* Start Given records *

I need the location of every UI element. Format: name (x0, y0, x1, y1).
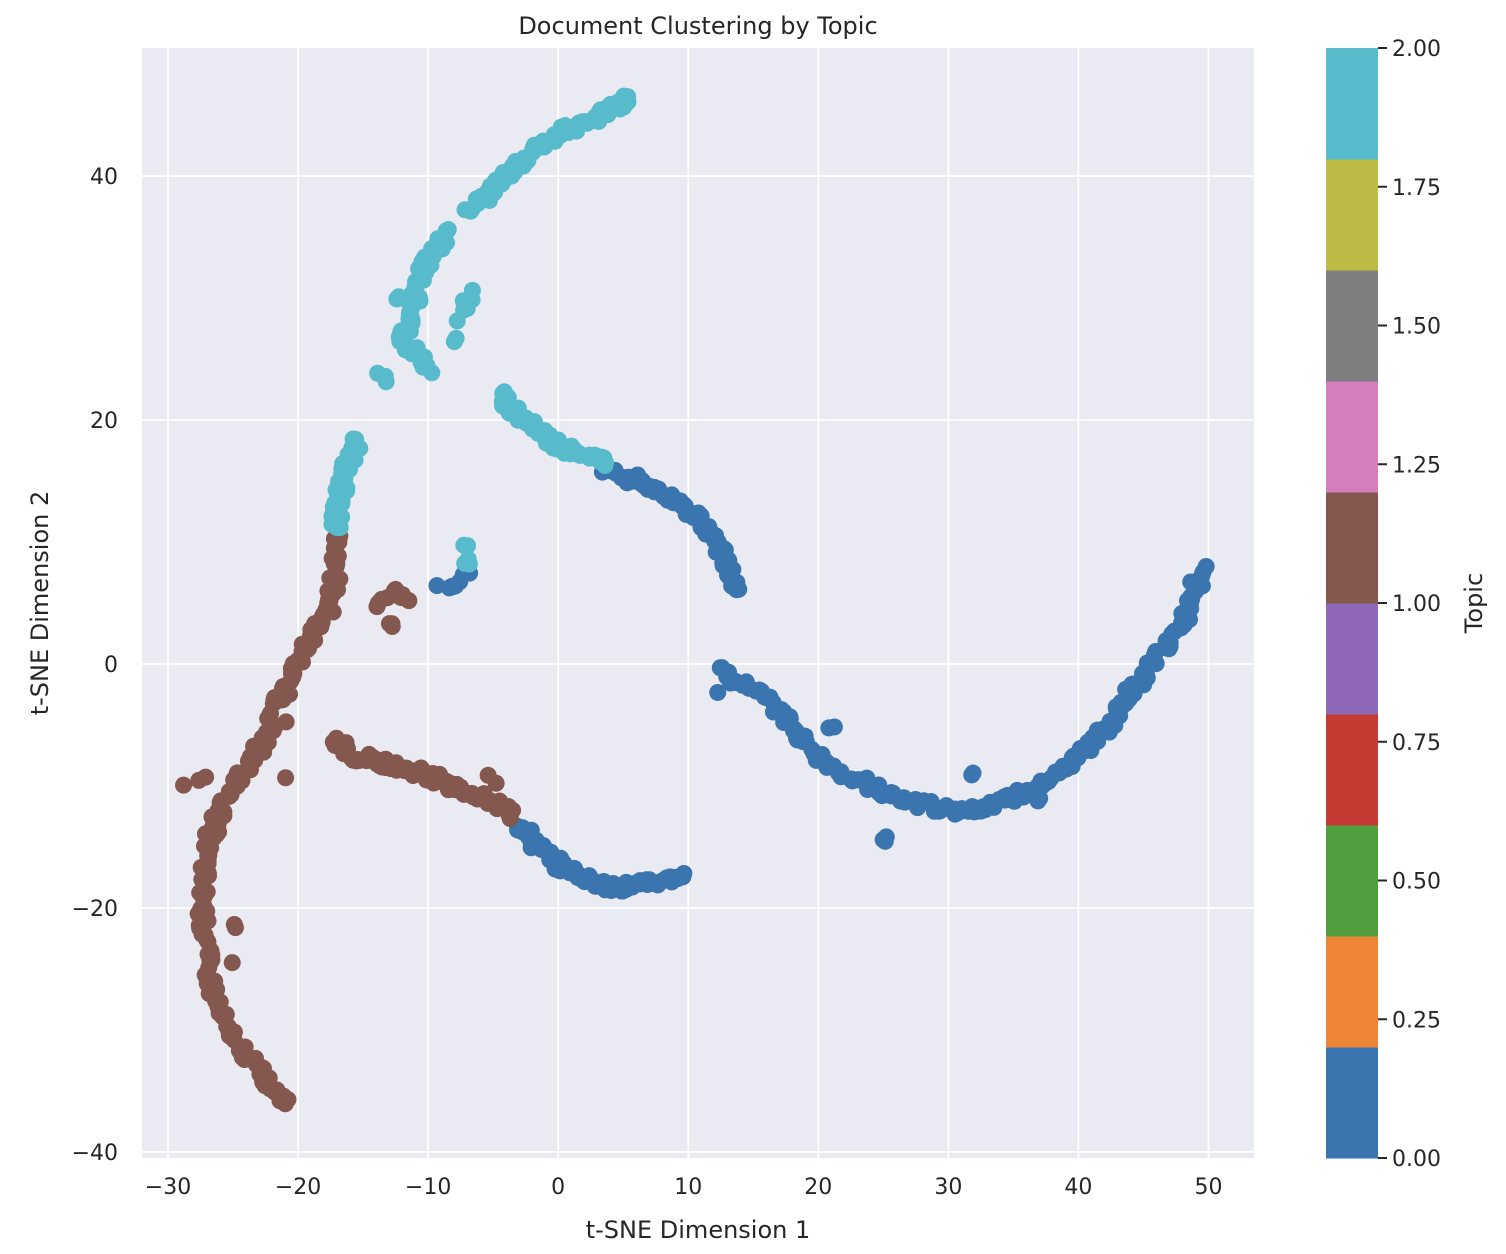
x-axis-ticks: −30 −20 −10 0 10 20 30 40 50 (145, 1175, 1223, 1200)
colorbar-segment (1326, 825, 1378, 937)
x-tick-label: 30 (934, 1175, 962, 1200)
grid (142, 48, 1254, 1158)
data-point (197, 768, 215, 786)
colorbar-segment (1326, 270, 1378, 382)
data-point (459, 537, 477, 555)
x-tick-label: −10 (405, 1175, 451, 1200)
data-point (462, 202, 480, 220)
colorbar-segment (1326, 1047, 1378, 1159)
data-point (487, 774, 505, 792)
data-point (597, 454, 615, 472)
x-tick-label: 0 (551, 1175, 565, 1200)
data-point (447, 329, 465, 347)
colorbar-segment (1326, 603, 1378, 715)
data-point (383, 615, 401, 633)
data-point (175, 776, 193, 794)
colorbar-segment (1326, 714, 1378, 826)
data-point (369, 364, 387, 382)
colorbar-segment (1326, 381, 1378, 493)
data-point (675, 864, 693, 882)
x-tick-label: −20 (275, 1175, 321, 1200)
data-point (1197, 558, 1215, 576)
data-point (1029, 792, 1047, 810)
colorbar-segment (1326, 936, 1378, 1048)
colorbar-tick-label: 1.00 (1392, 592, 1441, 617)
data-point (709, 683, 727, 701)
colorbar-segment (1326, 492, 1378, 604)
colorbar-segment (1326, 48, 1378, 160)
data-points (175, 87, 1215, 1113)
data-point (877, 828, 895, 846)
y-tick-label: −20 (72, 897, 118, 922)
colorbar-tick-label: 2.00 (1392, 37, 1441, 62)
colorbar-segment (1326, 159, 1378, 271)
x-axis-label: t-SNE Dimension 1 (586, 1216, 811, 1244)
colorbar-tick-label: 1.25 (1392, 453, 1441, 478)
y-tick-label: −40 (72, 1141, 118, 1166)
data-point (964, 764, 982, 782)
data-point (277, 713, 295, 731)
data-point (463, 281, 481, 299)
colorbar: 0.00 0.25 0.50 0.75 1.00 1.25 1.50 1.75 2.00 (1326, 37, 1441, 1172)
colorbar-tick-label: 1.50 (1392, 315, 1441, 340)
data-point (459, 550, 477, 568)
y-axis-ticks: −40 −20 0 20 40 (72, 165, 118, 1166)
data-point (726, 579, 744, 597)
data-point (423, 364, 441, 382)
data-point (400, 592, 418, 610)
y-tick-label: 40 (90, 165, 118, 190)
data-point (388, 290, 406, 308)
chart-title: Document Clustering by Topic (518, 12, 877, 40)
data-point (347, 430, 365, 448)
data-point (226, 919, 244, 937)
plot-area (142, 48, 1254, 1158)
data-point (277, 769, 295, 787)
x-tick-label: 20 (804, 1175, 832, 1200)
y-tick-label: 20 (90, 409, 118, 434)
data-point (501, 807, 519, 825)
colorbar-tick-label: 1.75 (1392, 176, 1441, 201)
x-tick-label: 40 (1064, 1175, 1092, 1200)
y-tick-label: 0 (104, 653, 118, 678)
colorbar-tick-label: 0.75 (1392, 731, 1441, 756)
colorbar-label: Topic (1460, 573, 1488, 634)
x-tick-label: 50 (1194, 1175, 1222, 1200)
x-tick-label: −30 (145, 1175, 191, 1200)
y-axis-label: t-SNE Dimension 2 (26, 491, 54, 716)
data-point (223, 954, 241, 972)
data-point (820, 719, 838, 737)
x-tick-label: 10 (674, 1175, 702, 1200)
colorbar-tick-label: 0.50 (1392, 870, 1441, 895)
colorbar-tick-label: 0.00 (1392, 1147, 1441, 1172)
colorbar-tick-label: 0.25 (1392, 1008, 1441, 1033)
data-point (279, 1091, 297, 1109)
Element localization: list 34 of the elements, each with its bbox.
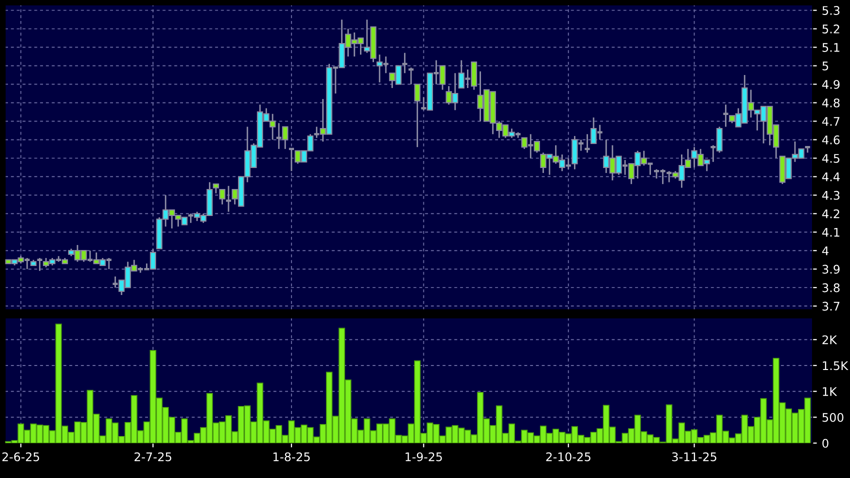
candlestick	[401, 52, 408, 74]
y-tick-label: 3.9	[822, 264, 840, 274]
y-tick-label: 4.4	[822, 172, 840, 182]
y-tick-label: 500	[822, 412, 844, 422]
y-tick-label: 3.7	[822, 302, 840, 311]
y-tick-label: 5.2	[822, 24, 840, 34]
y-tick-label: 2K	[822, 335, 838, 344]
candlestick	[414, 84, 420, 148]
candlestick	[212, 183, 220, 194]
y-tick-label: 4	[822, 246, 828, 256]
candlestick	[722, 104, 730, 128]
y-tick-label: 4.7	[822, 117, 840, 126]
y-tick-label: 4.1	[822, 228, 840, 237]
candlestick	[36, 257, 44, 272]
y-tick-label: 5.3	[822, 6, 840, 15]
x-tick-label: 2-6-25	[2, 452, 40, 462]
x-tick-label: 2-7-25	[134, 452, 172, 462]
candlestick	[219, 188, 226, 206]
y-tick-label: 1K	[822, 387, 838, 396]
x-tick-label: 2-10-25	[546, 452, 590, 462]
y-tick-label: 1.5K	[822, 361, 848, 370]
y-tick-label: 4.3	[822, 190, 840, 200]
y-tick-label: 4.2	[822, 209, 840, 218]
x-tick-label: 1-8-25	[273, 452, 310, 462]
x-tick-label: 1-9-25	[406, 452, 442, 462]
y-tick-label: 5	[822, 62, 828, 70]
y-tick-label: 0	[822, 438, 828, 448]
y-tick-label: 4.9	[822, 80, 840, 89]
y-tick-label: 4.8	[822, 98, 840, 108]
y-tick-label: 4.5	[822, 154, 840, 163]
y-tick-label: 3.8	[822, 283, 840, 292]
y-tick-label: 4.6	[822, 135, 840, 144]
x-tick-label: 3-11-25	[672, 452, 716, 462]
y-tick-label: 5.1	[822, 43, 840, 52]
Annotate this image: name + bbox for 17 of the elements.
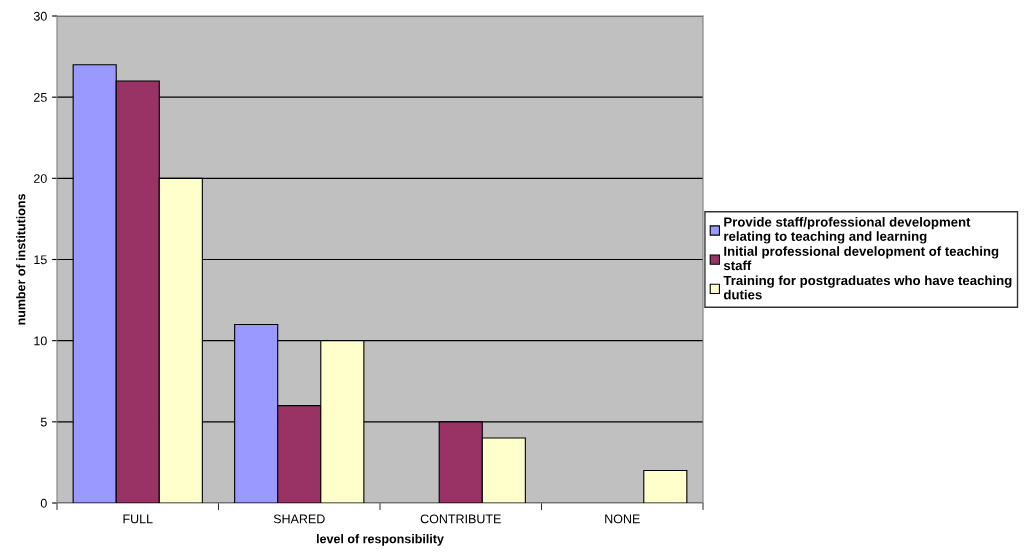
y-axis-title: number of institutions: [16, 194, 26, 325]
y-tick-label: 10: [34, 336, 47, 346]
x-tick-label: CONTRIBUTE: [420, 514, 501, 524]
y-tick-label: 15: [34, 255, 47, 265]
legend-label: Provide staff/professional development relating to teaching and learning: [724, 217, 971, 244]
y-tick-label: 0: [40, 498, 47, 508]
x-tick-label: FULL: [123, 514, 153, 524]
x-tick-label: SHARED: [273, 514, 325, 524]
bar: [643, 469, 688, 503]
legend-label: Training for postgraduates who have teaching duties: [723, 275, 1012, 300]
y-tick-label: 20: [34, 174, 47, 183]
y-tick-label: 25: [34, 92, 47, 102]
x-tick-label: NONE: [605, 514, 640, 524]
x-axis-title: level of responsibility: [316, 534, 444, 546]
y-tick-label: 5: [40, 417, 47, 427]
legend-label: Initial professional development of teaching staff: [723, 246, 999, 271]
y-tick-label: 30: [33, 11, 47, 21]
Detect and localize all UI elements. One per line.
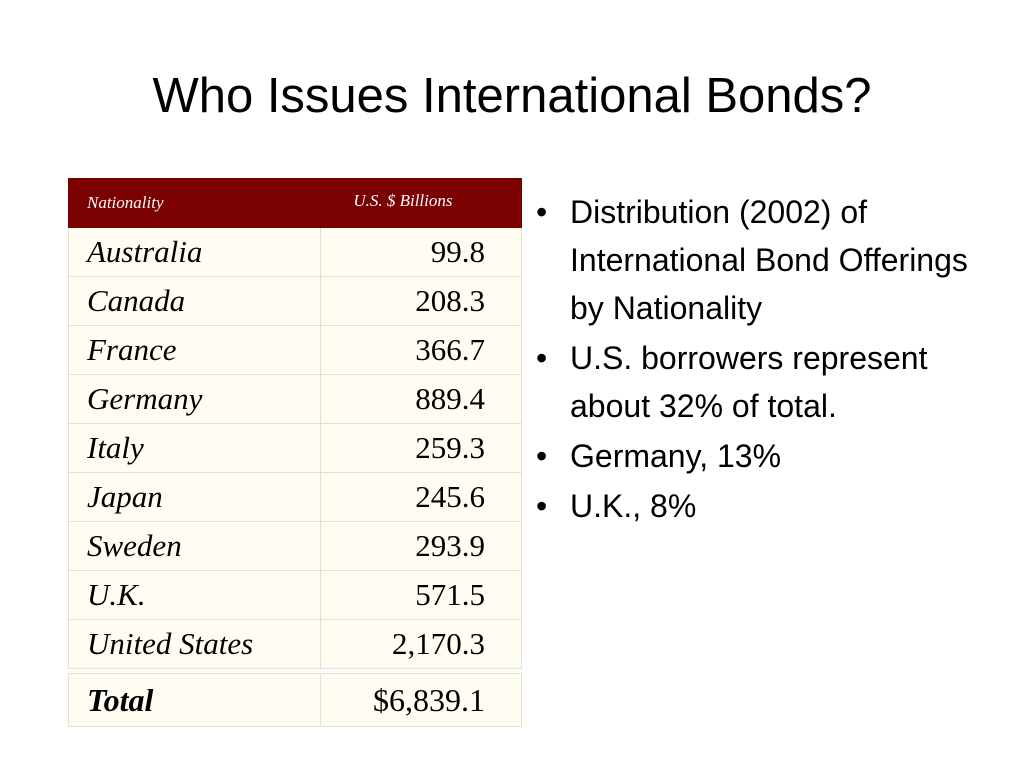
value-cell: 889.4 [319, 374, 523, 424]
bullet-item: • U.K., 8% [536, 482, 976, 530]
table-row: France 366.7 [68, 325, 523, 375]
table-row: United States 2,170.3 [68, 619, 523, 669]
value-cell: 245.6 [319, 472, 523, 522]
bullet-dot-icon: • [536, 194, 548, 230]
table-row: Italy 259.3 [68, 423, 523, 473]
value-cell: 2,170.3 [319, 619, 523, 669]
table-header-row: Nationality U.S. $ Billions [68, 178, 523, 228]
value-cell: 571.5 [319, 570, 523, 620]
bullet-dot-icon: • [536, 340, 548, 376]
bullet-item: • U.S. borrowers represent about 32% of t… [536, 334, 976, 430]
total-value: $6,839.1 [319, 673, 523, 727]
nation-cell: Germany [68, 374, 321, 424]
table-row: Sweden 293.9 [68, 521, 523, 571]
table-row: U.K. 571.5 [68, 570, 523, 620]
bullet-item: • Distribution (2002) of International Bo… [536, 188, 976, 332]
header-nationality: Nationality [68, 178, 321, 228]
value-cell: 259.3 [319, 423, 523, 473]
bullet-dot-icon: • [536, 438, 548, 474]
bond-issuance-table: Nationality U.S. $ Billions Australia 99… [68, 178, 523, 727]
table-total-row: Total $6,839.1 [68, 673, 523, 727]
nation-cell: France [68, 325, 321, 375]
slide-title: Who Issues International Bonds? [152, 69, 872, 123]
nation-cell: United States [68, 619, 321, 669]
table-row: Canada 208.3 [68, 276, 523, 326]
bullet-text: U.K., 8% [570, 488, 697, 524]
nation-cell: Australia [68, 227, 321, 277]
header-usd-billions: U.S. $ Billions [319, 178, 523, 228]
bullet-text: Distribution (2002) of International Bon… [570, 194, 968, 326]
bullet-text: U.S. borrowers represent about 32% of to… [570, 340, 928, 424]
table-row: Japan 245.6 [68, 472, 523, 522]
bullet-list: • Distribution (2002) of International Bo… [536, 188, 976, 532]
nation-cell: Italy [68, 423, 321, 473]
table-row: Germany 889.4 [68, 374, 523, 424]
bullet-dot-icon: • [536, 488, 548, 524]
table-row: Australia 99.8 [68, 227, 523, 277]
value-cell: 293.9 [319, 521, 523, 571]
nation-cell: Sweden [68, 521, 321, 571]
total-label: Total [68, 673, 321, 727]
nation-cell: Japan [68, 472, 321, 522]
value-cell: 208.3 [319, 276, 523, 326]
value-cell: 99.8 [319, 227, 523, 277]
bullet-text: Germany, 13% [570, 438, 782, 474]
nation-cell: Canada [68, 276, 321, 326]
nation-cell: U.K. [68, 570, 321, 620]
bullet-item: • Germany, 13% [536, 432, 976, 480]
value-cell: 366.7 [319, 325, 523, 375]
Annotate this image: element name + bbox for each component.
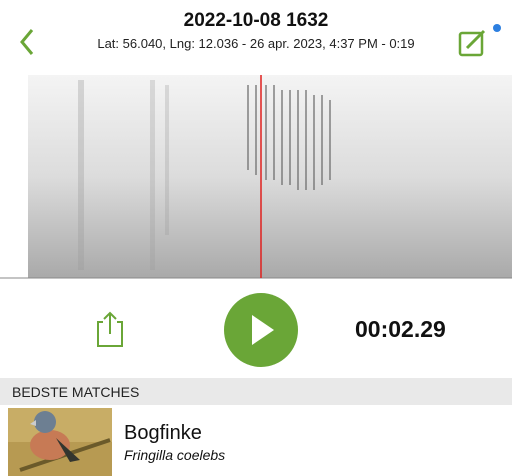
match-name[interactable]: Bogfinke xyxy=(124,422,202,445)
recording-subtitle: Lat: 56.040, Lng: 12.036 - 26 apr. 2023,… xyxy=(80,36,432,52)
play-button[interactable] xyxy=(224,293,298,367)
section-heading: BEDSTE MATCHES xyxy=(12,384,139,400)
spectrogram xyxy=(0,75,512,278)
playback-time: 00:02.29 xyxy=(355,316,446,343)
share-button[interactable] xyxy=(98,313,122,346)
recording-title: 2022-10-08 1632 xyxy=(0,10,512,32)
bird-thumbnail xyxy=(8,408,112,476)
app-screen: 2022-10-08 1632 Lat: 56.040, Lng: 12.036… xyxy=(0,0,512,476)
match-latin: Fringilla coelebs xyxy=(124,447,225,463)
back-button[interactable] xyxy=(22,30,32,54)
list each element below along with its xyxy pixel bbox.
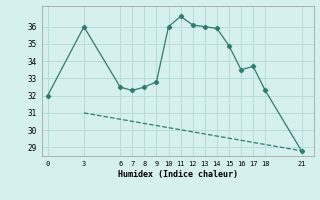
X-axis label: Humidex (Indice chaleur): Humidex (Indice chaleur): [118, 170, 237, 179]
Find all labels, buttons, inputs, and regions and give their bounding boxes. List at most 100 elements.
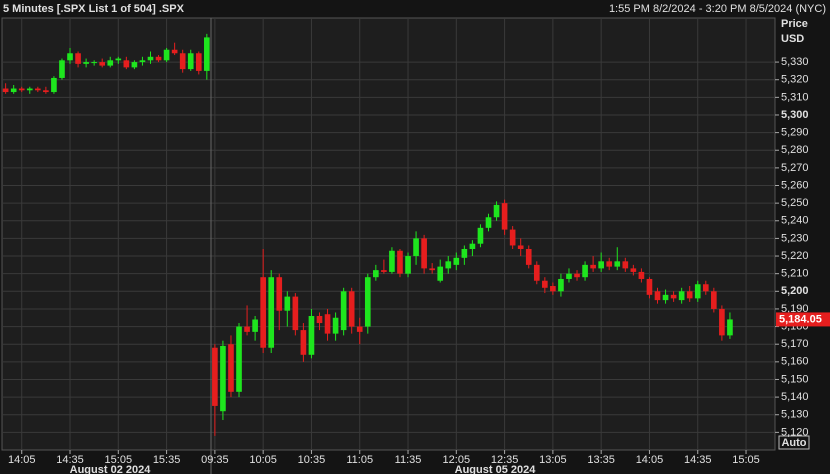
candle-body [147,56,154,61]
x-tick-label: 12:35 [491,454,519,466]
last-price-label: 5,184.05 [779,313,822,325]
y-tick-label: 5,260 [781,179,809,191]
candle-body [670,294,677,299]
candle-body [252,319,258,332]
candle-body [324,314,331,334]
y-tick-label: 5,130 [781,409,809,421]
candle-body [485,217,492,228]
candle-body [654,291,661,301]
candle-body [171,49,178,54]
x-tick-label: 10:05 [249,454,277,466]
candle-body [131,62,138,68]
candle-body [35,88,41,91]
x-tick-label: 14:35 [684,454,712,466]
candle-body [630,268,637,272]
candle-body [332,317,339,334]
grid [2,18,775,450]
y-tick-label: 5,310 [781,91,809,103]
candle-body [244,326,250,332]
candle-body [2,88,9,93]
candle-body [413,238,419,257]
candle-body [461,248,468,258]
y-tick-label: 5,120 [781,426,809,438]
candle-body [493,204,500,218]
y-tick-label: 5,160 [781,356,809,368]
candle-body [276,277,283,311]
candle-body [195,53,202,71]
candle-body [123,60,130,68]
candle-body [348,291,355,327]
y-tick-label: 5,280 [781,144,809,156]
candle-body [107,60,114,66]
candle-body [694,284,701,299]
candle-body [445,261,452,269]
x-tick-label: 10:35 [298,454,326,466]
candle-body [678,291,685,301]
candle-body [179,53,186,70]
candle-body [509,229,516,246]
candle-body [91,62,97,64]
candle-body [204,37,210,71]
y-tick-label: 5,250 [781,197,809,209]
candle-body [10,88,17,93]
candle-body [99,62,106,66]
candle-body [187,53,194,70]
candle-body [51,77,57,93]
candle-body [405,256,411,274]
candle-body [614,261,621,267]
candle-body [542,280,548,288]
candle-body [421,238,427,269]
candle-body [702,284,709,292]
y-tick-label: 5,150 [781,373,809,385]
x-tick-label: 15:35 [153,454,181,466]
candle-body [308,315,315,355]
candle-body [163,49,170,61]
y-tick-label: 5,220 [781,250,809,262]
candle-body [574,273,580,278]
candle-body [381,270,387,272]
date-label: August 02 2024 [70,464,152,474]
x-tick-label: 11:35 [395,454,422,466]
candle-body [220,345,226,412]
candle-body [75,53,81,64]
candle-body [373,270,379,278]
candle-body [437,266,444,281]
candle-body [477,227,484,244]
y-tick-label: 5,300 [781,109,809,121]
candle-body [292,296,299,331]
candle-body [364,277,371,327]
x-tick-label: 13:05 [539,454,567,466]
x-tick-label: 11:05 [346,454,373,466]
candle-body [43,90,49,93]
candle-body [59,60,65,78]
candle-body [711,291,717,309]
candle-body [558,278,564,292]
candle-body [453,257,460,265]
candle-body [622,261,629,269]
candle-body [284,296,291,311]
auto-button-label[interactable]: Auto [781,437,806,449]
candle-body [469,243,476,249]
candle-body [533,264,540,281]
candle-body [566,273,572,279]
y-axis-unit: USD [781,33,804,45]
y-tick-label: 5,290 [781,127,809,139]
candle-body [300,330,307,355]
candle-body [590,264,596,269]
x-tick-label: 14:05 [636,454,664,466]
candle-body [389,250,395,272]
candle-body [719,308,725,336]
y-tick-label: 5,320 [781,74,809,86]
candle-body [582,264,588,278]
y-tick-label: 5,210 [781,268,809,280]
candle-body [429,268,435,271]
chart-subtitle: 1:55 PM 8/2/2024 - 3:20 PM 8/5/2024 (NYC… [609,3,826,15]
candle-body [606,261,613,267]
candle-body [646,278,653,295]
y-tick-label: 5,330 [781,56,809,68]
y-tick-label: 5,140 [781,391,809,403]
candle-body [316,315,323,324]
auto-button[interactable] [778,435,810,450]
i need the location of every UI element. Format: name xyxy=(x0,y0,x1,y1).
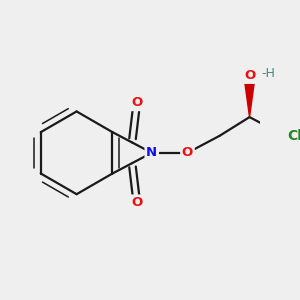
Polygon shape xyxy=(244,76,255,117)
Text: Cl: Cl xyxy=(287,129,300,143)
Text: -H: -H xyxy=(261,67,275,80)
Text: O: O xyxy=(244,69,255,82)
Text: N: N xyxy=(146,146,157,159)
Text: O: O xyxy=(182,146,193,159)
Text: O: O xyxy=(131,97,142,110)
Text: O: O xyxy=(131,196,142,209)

* End Given records *

» **Set task**: Copy the lines of the entries above word for word, everything from the line containing "Polygon shape xyxy=(244,76,255,117)" down to the end of the entries.

» **Solution to the problem**:
Polygon shape xyxy=(244,76,255,117)
Text: Cl: Cl xyxy=(287,129,300,143)
Text: -H: -H xyxy=(261,67,275,80)
Text: O: O xyxy=(244,69,255,82)
Text: N: N xyxy=(146,146,157,159)
Text: O: O xyxy=(182,146,193,159)
Text: O: O xyxy=(131,97,142,110)
Text: O: O xyxy=(131,196,142,209)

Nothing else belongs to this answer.